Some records
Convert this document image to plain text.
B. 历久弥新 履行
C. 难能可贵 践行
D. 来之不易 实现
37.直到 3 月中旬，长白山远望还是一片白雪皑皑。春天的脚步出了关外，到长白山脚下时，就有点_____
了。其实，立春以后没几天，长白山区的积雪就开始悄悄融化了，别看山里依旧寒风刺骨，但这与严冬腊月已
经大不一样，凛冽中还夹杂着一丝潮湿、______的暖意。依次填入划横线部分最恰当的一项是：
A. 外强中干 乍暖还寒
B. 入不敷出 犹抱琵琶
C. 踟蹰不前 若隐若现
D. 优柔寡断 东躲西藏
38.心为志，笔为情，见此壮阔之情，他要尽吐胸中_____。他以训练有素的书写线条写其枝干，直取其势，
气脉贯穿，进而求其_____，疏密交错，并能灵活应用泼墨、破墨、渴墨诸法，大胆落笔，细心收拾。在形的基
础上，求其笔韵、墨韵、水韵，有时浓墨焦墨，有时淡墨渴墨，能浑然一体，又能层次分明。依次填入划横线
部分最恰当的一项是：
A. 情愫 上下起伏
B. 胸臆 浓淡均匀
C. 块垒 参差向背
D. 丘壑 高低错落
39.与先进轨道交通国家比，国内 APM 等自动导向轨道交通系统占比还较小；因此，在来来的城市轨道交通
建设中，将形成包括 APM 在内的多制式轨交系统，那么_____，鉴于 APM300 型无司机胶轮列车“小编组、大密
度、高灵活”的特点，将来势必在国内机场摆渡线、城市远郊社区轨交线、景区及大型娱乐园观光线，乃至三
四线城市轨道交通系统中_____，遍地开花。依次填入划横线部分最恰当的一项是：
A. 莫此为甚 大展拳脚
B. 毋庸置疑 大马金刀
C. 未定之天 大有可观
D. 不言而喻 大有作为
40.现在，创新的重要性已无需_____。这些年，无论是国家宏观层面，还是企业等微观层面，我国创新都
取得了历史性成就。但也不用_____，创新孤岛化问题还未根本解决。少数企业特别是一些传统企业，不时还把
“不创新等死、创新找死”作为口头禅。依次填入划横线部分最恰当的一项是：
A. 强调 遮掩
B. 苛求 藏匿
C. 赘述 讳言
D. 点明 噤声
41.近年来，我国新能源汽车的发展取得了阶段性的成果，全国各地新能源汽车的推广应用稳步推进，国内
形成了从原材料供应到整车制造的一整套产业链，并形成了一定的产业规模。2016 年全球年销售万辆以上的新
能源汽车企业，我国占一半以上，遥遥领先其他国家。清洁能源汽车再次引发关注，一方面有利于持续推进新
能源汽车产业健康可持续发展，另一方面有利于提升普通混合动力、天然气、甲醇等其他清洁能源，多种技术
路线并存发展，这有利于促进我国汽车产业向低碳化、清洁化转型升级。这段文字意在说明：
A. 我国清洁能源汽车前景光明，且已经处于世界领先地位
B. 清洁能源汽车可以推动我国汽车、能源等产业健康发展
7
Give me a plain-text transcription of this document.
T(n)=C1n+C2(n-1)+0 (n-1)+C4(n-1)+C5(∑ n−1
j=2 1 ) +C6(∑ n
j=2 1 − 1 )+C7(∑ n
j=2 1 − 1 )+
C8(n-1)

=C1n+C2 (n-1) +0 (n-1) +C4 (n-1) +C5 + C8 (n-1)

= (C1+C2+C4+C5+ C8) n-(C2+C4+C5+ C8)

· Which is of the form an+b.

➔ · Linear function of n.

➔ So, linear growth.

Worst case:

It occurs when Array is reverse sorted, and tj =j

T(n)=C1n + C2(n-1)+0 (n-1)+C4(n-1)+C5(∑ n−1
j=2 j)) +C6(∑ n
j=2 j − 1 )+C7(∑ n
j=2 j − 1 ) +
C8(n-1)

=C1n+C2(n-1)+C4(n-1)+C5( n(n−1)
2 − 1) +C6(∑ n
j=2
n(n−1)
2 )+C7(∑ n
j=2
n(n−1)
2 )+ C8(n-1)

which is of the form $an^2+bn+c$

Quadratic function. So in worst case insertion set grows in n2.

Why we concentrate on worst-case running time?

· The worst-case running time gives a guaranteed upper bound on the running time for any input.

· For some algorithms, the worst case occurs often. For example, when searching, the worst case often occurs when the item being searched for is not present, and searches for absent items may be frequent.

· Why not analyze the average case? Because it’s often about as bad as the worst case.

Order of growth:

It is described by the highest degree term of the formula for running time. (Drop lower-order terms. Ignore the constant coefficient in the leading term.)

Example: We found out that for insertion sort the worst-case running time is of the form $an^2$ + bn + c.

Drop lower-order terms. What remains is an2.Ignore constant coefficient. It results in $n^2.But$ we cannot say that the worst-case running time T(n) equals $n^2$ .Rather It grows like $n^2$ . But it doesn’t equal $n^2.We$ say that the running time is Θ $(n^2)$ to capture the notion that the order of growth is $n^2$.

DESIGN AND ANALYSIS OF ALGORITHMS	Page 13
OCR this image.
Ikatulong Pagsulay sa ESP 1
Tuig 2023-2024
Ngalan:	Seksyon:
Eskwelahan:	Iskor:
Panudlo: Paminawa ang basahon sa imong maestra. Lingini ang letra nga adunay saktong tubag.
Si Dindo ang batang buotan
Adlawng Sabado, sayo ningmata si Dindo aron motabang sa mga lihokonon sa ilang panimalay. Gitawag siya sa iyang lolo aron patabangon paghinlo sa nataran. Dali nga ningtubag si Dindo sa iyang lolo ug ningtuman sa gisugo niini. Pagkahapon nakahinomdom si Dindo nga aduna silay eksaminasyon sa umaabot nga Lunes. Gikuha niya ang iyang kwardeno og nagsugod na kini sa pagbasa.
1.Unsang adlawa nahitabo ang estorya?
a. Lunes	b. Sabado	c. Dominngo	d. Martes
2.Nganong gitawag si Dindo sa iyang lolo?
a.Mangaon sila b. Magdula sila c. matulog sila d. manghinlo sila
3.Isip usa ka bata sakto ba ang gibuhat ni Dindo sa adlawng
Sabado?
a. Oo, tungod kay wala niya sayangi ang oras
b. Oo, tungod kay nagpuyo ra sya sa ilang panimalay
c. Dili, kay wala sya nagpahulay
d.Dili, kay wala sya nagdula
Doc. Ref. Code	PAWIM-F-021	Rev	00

_What the task requires_. Find how many lines of the material carry the string "tungod". Only the number should be in the answer.

_Correct output_. 2